Aim: Pictures do not belong in the copy. Return all of the entries exactly.

Data entries
----------

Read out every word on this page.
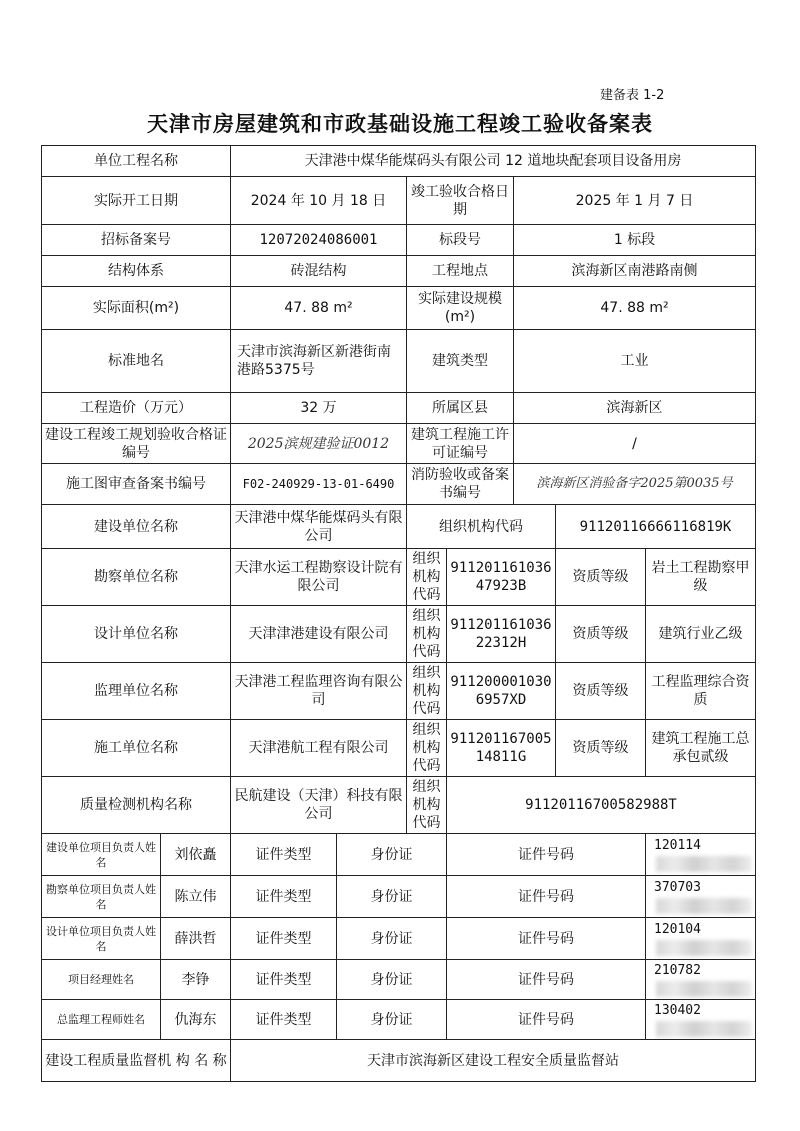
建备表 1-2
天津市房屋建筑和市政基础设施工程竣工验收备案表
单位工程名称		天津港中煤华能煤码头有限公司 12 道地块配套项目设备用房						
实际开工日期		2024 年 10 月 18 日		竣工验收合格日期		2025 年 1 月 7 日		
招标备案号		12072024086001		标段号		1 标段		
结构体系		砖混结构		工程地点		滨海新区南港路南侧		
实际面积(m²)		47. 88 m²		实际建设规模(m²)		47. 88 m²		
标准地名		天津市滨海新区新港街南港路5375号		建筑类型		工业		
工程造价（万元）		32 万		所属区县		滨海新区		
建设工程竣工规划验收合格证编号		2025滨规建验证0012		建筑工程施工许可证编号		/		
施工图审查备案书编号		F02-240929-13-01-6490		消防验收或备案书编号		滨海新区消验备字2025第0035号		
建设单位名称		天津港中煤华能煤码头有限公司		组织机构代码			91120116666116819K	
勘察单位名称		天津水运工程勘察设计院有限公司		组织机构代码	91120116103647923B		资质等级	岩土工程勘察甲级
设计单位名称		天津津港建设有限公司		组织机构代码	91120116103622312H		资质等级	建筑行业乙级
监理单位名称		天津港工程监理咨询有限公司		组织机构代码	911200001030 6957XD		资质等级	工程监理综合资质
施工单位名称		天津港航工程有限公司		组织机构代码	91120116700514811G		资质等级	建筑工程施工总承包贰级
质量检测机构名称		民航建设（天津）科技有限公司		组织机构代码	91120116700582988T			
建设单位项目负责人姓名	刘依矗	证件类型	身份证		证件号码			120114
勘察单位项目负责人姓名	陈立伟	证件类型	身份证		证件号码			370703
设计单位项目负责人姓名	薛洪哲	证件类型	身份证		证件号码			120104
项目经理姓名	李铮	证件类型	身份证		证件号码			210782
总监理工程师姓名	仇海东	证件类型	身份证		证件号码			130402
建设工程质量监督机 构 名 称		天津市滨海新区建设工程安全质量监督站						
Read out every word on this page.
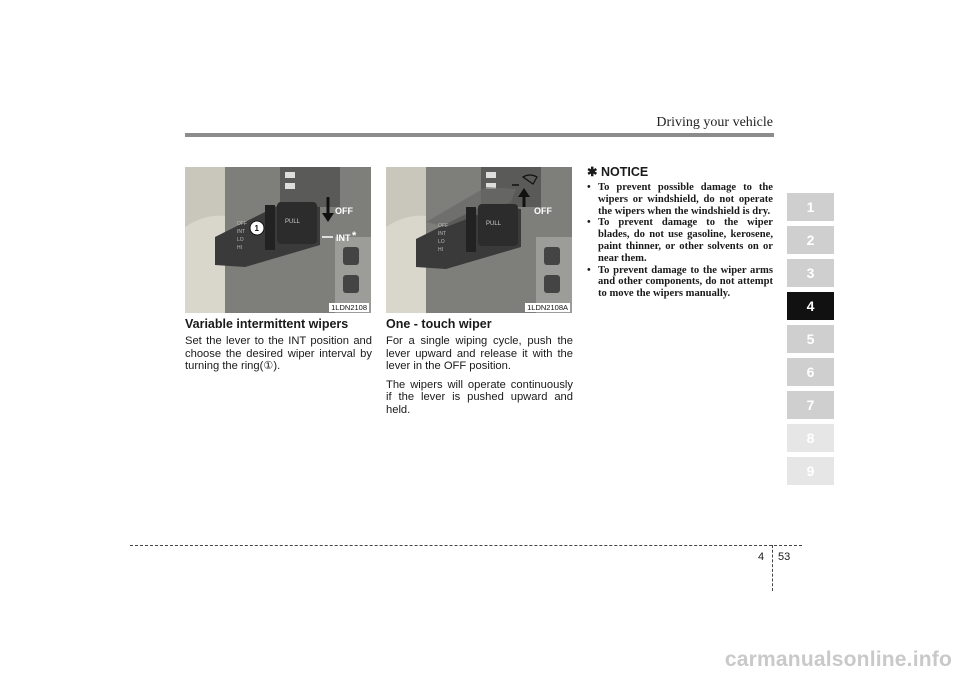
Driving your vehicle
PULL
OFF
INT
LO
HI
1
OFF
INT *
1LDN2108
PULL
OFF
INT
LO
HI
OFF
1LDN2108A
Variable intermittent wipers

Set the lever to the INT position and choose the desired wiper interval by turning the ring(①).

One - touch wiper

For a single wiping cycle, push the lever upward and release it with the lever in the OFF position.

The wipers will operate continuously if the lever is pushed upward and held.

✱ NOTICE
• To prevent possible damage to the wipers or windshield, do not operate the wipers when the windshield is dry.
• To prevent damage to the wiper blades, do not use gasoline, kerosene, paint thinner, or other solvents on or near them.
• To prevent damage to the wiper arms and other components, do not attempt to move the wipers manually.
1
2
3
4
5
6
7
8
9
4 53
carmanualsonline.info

----------

Reply:
Read out every word on this page.
建备表 1-2
天津市房屋建筑和市政基础设施工程竣工验收备案表
单位工程名称		天津港中煤华能煤码头有限公司 12 道地块配套项目设备用房						
实际开工日期		2024 年 10 月 18 日		竣工验收合格日期		2025 年 1 月 7 日		
招标备案号		12072024086001		标段号		1 标段		
结构体系		砖混结构		工程地点		滨海新区南港路南侧		
实际面积(m²)		47. 88 m²		实际建设规模(m²)		47. 88 m²		
标准地名		天津市滨海新区新港街南港路5375号		建筑类型		工业		
工程造价（万元）		32 万		所属区县		滨海新区		
建设工程竣工规划验收合格证编号		2025滨规建验证0012		建筑工程施工许可证编号		/		
施工图审查备案书编号		F02-240929-13-01-6490		消防验收或备案书编号		滨海新区消验备字2025第0035号		
建设单位名称		天津港中煤华能煤码头有限公司		组织机构代码			91120116666116819K	
勘察单位名称		天津水运工程勘察设计院有限公司		组织机构代码	91120116103647923B		资质等级	岩土工程勘察甲级
设计单位名称		天津津港建设有限公司		组织机构代码	91120116103622312H		资质等级	建筑行业乙级
监理单位名称		天津港工程监理咨询有限公司		组织机构代码	911200001030 6957XD		资质等级	工程监理综合资质
施工单位名称		天津港航工程有限公司		组织机构代码	91120116700514811G		资质等级	建筑工程施工总承包贰级
质量检测机构名称		民航建设（天津）科技有限公司		组织机构代码	91120116700582988T			
建设单位项目负责人姓名	刘依矗	证件类型	身份证		证件号码			120114
勘察单位项目负责人姓名	陈立伟	证件类型	身份证		证件号码			370703
设计单位项目负责人姓名	薛洪哲	证件类型	身份证		证件号码			120104
项目经理姓名	李铮	证件类型	身份证		证件号码			210782
总监理工程师姓名	仇海东	证件类型	身份证		证件号码			130402
建设工程质量监督机 构 名 称		天津市滨海新区建设工程安全质量监督站						
Read out every word on this page.
Driving your vehicle
PULL
OFF
INT
LO
HI
1
OFF
INT *
1LDN2108
PULL
OFF
INT
LO
HI
OFF
1LDN2108A
Variable intermittent wipers

Set the lever to the INT position and choose the desired wiper interval by turning the ring(①).

One - touch wiper

For a single wiping cycle, push the lever upward and release it with the lever in the OFF position.

The wipers will operate continuously if the lever is pushed upward and held.

✱ NOTICE
• To prevent possible damage to the wipers or windshield, do not operate the wipers when the windshield is dry.
• To prevent damage to the wiper blades, do not use gasoline, kerosene, paint thinner, or other solvents on or near them.
• To prevent damage to the wiper arms and other components, do not attempt to move the wipers manually.
1
2
3
4
5
6
7
8
9
4 53
carmanualsonline.info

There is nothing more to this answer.